Task instructions ▸ Every line of the material below must be repeated exactly.

Saved data entries

........

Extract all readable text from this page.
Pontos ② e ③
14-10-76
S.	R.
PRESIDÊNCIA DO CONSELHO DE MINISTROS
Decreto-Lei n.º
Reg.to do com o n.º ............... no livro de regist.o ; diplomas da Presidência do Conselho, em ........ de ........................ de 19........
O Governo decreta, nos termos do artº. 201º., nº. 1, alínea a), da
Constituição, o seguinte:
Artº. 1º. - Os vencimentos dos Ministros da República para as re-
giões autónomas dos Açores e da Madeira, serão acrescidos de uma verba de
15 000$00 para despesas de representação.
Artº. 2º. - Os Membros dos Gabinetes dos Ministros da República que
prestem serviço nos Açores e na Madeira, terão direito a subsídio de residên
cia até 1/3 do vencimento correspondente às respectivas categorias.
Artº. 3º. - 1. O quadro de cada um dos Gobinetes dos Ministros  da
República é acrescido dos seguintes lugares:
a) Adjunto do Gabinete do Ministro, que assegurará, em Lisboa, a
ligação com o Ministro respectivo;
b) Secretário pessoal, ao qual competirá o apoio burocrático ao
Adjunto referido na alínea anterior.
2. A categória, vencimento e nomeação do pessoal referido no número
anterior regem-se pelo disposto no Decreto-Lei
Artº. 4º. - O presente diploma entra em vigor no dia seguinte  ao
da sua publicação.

........

Final answer ▸
Extract all readable text from this page.
Pontos ② e ③
14-10-76
S.	R.
PRESIDÊNCIA DO CONSELHO DE MINISTROS
Decreto-Lei n.º
Reg.to do com o n.º ............... no livro de regist.o ; diplomas da Presidência do Conselho, em ........ de ........................ de 19........
O Governo decreta, nos termos do artº. 201º., nº. 1, alínea a), da
Constituição, o seguinte:
Artº. 1º. - Os vencimentos dos Ministros da República para as re-
giões autónomas dos Açores e da Madeira, serão acrescidos de uma verba de
15 000$00 para despesas de representação.
Artº. 2º. - Os Membros dos Gabinetes dos Ministros da República que
prestem serviço nos Açores e na Madeira, terão direito a subsídio de residên
cia até 1/3 do vencimento correspondente às respectivas categorias.
Artº. 3º. - 1. O quadro de cada um dos Gobinetes dos Ministros  da
República é acrescido dos seguintes lugares:
a) Adjunto do Gabinete do Ministro, que assegurará, em Lisboa, a
ligação com o Ministro respectivo;
b) Secretário pessoal, ao qual competirá o apoio burocrático ao
Adjunto referido na alínea anterior.
2. A categória, vencimento e nomeação do pessoal referido no número
anterior regem-se pelo disposto no Decreto-Lei
Artº. 4º. - O presente diploma entra em vigor no dia seguinte  ao
da sua publicação.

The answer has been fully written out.